PROBLEM REQUIREMENTS:
Extract every line below that contains the word "bereits".
==== INPUT FOR THIS TASK ====
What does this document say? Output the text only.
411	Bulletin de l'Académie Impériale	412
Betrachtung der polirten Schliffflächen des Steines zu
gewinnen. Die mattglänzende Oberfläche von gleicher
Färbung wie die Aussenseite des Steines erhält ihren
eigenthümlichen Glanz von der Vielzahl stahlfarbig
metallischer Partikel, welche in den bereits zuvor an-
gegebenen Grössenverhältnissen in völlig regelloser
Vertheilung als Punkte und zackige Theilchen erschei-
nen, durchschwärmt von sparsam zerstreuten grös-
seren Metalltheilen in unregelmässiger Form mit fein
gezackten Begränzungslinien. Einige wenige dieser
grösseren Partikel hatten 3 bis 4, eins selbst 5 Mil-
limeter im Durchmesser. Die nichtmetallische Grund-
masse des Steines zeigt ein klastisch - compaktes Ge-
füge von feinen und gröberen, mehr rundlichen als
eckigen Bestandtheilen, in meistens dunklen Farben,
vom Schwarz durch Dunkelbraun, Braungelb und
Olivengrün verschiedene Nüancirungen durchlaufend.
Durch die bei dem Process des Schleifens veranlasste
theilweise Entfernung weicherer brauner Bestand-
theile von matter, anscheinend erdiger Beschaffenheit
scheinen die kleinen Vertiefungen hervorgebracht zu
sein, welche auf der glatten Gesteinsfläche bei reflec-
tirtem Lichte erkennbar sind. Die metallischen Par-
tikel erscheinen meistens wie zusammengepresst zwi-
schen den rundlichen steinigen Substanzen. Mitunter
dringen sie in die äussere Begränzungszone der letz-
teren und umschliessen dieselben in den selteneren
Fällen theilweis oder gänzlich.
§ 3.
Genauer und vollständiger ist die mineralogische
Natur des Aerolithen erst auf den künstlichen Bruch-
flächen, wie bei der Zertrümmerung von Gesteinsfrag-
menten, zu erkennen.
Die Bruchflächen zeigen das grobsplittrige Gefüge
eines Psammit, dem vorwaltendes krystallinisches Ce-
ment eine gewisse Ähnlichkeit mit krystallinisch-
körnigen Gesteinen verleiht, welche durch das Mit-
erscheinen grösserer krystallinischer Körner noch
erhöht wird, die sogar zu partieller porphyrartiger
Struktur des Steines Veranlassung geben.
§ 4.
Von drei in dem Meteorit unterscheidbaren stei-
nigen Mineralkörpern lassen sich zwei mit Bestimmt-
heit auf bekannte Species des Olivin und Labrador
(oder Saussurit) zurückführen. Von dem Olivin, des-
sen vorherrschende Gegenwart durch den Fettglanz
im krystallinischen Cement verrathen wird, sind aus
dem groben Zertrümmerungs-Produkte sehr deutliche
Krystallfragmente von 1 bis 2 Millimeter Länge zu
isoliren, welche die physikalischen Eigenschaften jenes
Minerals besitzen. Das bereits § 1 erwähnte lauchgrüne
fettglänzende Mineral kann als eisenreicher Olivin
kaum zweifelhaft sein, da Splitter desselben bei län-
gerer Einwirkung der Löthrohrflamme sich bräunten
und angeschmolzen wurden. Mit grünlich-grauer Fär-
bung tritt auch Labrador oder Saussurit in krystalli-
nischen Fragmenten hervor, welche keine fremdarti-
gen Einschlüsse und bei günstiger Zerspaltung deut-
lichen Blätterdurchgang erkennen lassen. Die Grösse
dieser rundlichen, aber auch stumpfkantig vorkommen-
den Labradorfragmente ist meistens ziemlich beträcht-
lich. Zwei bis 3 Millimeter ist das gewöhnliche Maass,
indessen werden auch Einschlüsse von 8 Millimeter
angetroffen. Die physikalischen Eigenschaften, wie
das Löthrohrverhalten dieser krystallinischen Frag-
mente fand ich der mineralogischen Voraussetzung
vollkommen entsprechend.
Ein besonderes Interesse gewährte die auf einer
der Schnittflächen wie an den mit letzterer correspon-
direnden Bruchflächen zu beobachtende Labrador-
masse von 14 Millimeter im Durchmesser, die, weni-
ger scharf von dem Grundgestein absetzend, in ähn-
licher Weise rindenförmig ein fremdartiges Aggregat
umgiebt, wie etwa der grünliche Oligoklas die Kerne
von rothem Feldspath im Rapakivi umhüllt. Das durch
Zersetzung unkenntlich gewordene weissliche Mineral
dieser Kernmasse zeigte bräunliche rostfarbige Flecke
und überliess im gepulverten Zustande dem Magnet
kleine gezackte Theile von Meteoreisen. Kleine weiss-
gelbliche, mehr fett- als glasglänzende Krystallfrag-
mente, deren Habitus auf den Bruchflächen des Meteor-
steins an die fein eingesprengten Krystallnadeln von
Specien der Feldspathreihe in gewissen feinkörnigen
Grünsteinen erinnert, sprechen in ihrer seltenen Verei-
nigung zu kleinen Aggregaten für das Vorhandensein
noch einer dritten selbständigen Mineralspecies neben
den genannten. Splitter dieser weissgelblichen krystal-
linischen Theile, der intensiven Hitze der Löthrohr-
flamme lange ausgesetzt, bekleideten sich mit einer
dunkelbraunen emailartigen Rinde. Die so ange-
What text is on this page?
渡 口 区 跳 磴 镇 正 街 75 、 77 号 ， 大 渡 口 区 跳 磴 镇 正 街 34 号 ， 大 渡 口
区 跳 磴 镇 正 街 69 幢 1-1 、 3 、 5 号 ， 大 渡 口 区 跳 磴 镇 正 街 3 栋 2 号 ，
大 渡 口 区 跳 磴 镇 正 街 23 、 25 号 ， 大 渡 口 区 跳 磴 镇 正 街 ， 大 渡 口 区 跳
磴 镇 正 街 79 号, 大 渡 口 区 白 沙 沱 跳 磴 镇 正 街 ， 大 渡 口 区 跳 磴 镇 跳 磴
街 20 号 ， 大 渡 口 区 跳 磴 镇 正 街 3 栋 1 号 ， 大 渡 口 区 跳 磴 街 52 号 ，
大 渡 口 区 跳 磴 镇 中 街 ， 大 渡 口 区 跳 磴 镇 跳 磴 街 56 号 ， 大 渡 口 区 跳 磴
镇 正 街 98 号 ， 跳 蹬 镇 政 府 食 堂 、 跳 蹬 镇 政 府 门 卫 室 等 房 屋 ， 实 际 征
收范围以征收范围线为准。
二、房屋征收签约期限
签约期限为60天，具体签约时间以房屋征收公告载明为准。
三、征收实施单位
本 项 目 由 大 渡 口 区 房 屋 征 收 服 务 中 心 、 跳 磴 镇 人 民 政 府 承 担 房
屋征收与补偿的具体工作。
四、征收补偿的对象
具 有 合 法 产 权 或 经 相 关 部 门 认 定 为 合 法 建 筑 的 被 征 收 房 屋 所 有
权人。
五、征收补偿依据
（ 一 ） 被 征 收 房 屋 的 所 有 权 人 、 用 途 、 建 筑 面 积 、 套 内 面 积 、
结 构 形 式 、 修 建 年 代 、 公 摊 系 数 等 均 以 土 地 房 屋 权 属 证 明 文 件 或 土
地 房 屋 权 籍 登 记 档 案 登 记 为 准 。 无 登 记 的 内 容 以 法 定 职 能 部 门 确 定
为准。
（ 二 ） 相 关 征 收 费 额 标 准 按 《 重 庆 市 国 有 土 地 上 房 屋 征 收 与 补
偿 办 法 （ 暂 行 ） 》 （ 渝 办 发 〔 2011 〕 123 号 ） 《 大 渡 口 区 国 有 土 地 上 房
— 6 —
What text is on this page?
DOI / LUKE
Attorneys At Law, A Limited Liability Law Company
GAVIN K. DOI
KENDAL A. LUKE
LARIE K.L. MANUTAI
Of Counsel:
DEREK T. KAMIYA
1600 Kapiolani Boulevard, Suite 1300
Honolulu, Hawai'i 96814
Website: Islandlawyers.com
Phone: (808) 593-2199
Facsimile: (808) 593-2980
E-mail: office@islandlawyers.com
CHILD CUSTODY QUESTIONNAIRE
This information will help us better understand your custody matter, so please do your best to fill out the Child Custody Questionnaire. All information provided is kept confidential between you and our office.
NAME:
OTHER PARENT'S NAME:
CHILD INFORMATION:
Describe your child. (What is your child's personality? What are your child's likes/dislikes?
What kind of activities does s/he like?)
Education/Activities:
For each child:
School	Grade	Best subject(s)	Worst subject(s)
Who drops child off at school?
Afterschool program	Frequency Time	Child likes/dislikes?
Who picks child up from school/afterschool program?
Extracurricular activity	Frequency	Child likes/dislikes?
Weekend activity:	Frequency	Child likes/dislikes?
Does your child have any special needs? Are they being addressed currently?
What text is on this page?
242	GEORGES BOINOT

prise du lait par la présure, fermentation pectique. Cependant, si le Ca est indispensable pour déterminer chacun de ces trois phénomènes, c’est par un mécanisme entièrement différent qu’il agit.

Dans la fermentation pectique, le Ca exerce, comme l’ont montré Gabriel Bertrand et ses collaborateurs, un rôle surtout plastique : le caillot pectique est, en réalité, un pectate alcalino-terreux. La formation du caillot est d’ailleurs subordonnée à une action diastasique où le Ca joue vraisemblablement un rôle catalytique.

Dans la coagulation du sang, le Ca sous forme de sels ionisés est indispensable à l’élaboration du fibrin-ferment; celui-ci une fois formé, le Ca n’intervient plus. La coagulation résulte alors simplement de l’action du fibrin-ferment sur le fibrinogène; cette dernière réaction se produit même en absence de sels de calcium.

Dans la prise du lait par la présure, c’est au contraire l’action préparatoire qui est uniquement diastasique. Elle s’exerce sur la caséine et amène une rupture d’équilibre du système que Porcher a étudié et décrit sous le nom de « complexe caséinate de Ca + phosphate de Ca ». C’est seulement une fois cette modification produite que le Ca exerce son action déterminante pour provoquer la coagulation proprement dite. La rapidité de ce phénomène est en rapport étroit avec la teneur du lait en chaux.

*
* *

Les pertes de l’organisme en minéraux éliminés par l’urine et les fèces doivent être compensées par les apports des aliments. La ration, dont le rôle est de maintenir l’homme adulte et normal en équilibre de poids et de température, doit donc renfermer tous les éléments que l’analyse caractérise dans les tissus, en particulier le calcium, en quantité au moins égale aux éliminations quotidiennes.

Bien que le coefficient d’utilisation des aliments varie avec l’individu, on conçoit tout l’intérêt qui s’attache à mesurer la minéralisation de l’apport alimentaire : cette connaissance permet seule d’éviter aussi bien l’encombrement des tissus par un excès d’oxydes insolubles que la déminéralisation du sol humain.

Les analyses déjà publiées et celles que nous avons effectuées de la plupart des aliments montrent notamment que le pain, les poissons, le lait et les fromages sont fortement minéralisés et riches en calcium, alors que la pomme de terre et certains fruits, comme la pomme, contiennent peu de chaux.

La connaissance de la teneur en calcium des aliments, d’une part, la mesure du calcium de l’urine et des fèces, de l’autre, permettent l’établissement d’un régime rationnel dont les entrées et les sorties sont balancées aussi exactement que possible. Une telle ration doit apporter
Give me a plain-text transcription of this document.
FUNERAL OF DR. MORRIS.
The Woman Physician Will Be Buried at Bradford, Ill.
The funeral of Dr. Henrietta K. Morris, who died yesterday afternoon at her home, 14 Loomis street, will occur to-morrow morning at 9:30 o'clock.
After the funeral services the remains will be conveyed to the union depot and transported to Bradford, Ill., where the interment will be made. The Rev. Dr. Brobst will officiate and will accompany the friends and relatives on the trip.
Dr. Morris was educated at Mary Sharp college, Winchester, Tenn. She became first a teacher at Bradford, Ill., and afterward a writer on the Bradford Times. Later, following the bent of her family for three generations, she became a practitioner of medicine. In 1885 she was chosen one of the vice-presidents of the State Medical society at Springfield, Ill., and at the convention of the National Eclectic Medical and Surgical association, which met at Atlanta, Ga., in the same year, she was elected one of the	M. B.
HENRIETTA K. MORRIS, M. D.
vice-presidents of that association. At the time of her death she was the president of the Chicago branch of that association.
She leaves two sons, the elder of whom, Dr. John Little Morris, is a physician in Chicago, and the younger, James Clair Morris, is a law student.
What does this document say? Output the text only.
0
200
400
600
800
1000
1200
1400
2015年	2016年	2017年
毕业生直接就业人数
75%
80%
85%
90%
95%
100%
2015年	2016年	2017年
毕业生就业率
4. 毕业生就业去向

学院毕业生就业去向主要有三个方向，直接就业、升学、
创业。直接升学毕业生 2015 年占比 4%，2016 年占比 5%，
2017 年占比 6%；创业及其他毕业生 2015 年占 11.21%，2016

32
====
COMPLETED EXERCISE:
metallischer Partikel, welche in den bereits zuvor an-
Minerals besitzen. Das bereits § 1 erwähnte lauchgrüne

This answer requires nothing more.